====== RAW RECORDS

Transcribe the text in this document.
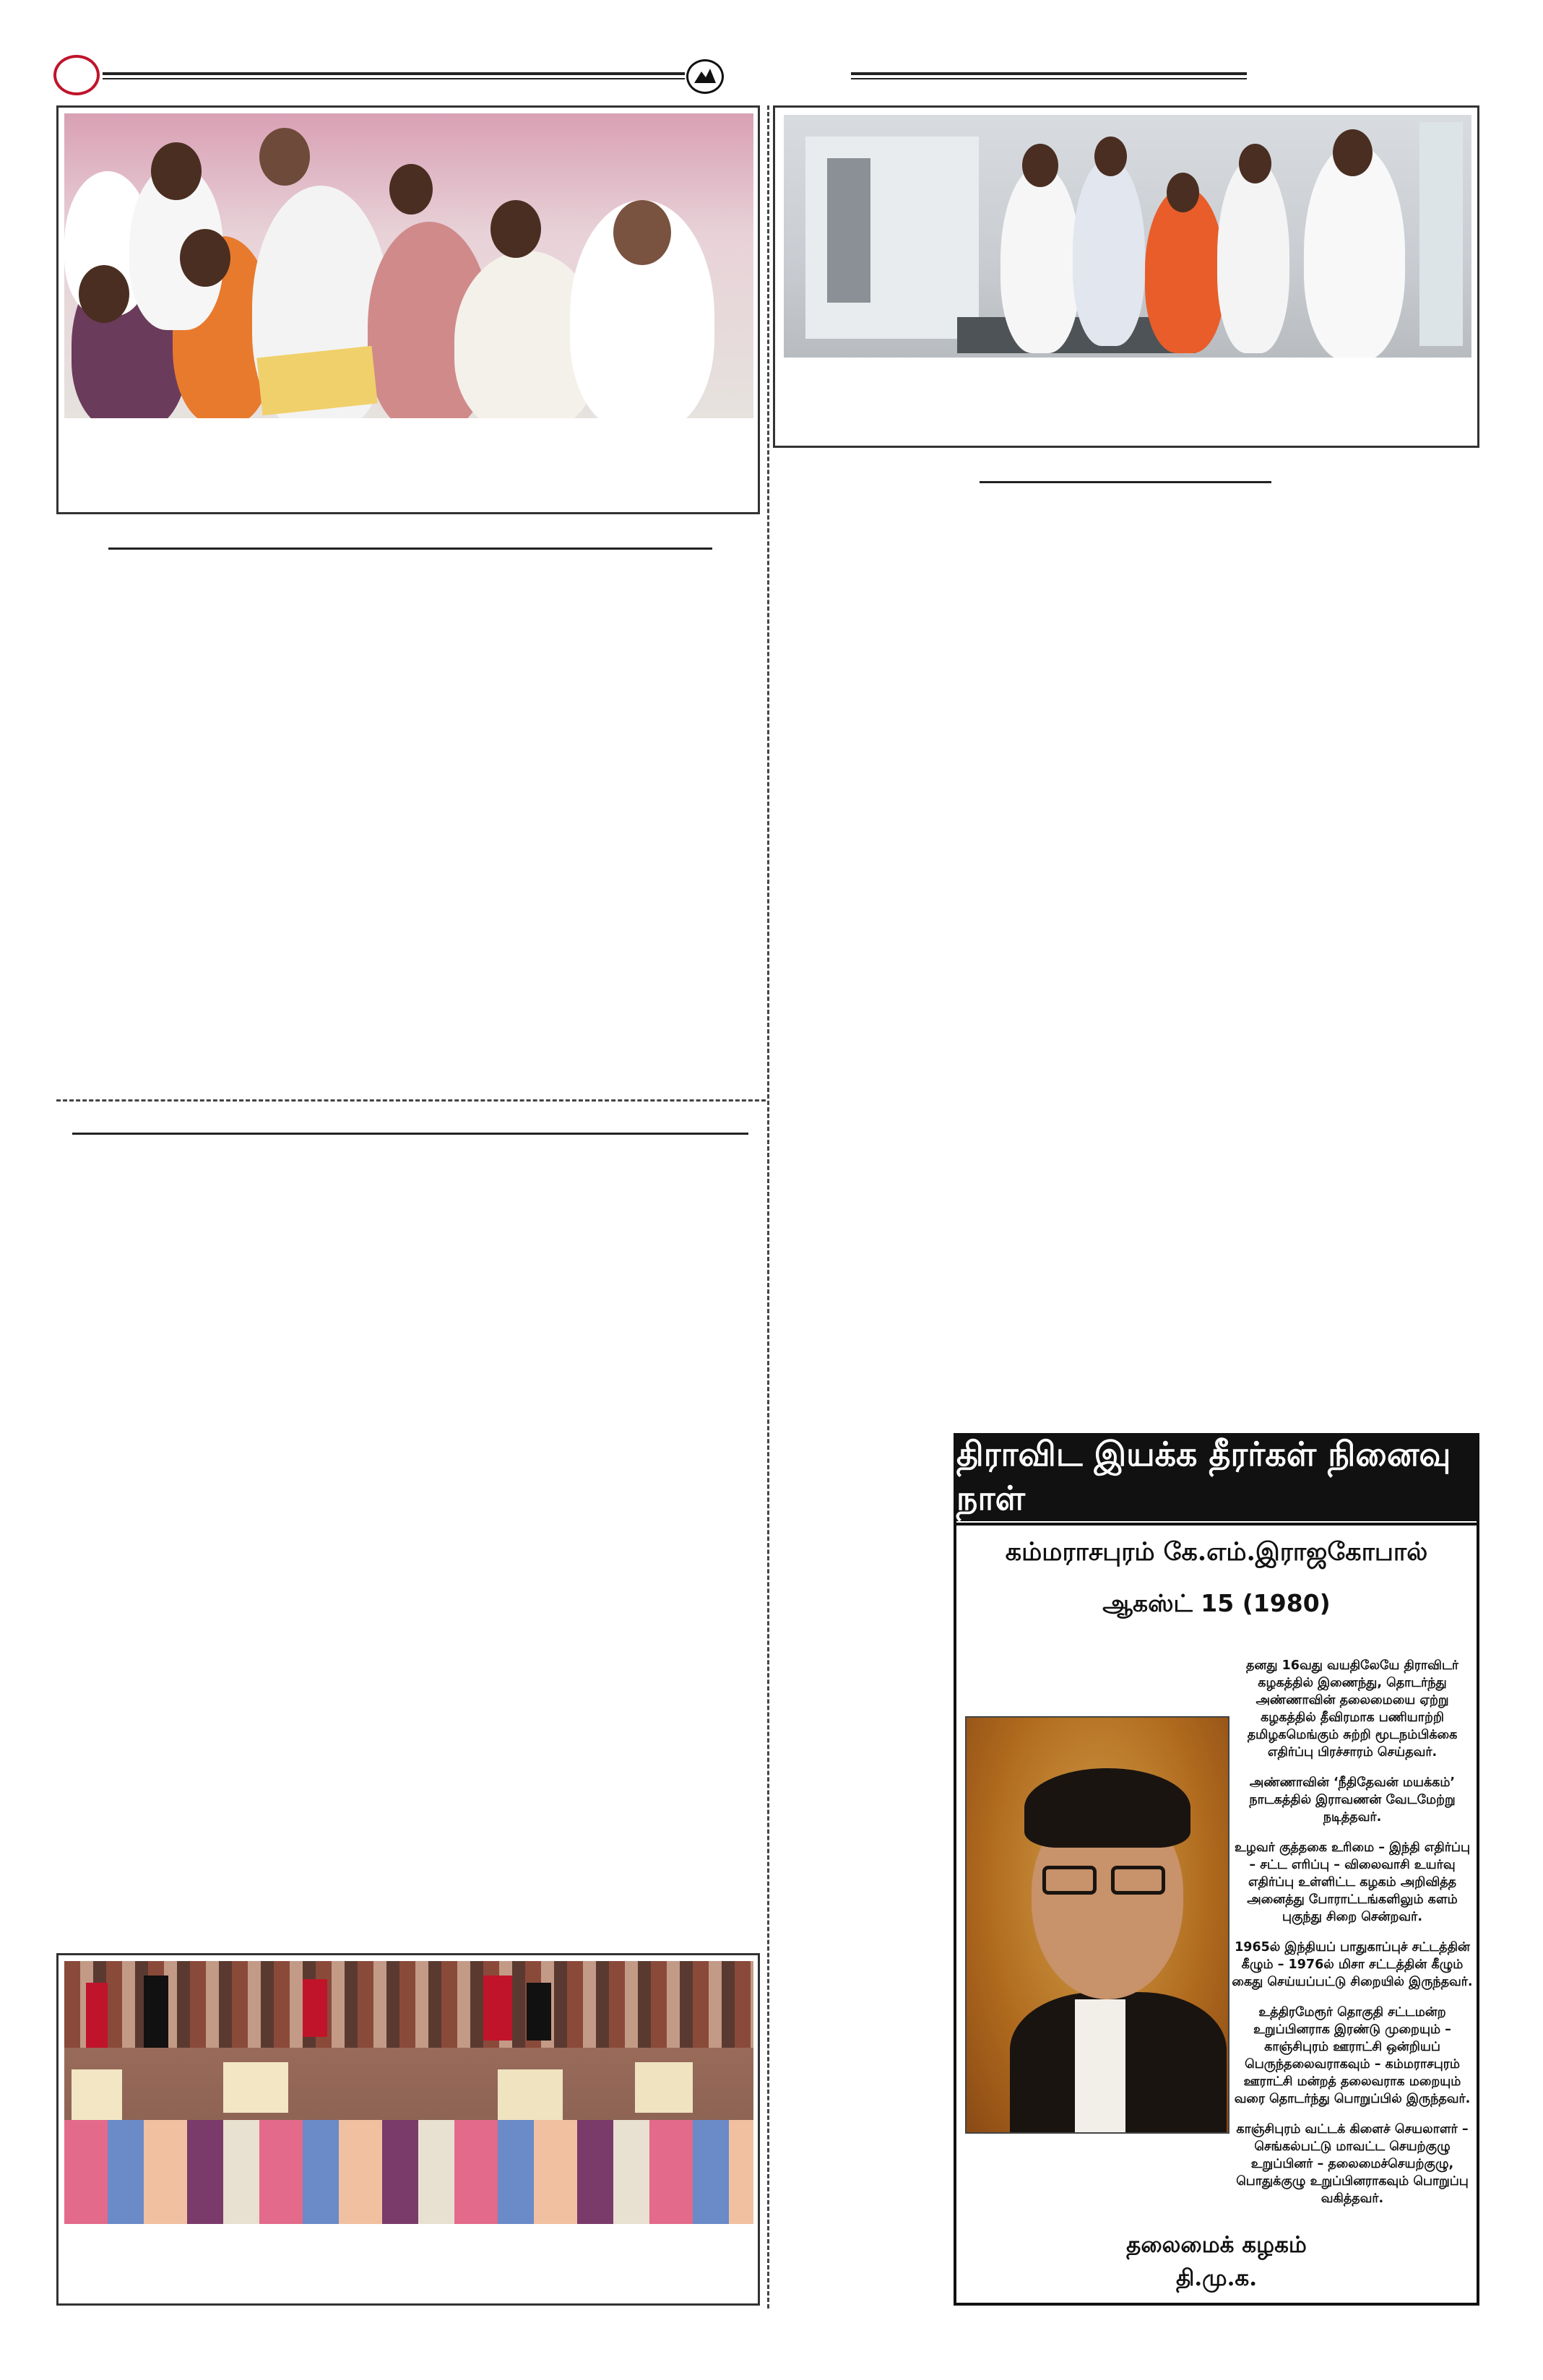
திராவிட இயக்க தீரர்கள் நினைவு நாள்
கம்மராசபுரம் கே.எம்.இராஜகோபால்
ஆகஸ்ட் 15 (1980)

தனது 16வது வயதிலேயே திராவிடர் கழகத்தில் இணைந்து, தொடர்ந்து அண்ணாவின் தலைமையை ஏற்று கழகத்தில் தீவிரமாக பணியாற்றி தமிழகமெங்கும் சுற்றி மூடநம்பிக்கை எதிர்ப்பு பிரச்சாரம் செய்தவர்.

அண்ணாவின் ‘நீதிதேவன் மயக்கம்’ நாடகத்தில் இராவணன் வேடமேற்று நடித்தவர்.

உழவர் குத்தகை உரிமை – இந்தி எதிர்ப்பு – சட்ட எரிப்பு – விலைவாசி உயர்வு எதிர்ப்பு உள்ளிட்ட கழகம் அறிவித்த அனைத்து போராட்டங்களிலும் களம் புகுந்து சிறை சென்றவர்.

1965ல் இந்தியப் பாதுகாப்புச் சட்டத்தின் கீழும் – 1976ல் மிசா சட்டத்தின் கீழும் கைது செய்யப்பட்டு சிறையில் இருந்தவர்.

உத்திரமேரூர் தொகுதி சட்டமன்ற உறுப்பினராக இரண்டு முறையும் – காஞ்சிபுரம் ஊராட்சி ஒன்றியப் பெருந்தலைவராகவும் – கம்மராசபுரம் ஊராட்சி மன்றத் தலைவராக மறையும் வரை தொடர்ந்து பொறுப்பில் இருந்தவர்.

காஞ்சிபுரம் வட்டக் கிளைச் செயலாளர் – செங்கல்பட்டு மாவட்ட செயற்குழு உறுப்பினர் – தலைமைச்செயற்குழு, பொதுக்குழு உறுப்பினராகவும் பொறுப்பு வகித்தவர்.

தலைமைக் கழகம்
தி.மு.க.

============

▸ **WHAT IS BEING ASKED**:
The records above must be echoed exactly, minus their pictures.

▸ **COMPLETE ANSWER**:
Transcribe the text in this document.
திராவிட இயக்க தீரர்கள் நினைவு நாள்
கம்மராசபுரம் கே.எம்.இராஜகோபால்
ஆகஸ்ட் 15 (1980)

தனது 16வது வயதிலேயே திராவிடர் கழகத்தில் இணைந்து, தொடர்ந்து அண்ணாவின் தலைமையை ஏற்று கழகத்தில் தீவிரமாக பணியாற்றி தமிழகமெங்கும் சுற்றி மூடநம்பிக்கை எதிர்ப்பு பிரச்சாரம் செய்தவர்.

அண்ணாவின் ‘நீதிதேவன் மயக்கம்’ நாடகத்தில் இராவணன் வேடமேற்று நடித்தவர்.

உழவர் குத்தகை உரிமை – இந்தி எதிர்ப்பு – சட்ட எரிப்பு – விலைவாசி உயர்வு எதிர்ப்பு உள்ளிட்ட கழகம் அறிவித்த அனைத்து போராட்டங்களிலும் களம் புகுந்து சிறை சென்றவர்.

1965ல் இந்தியப் பாதுகாப்புச் சட்டத்தின் கீழும் – 1976ல் மிசா சட்டத்தின் கீழும் கைது செய்யப்பட்டு சிறையில் இருந்தவர்.

உத்திரமேரூர் தொகுதி சட்டமன்ற உறுப்பினராக இரண்டு முறையும் – காஞ்சிபுரம் ஊராட்சி ஒன்றியப் பெருந்தலைவராகவும் – கம்மராசபுரம் ஊராட்சி மன்றத் தலைவராக மறையும் வரை தொடர்ந்து பொறுப்பில் இருந்தவர்.

காஞ்சிபுரம் வட்டக் கிளைச் செயலாளர் – செங்கல்பட்டு மாவட்ட செயற்குழு உறுப்பினர் – தலைமைச்செயற்குழு, பொதுக்குழு உறுப்பினராகவும் பொறுப்பு வகித்தவர்.

தலைமைக் கழகம்
தி.மு.க.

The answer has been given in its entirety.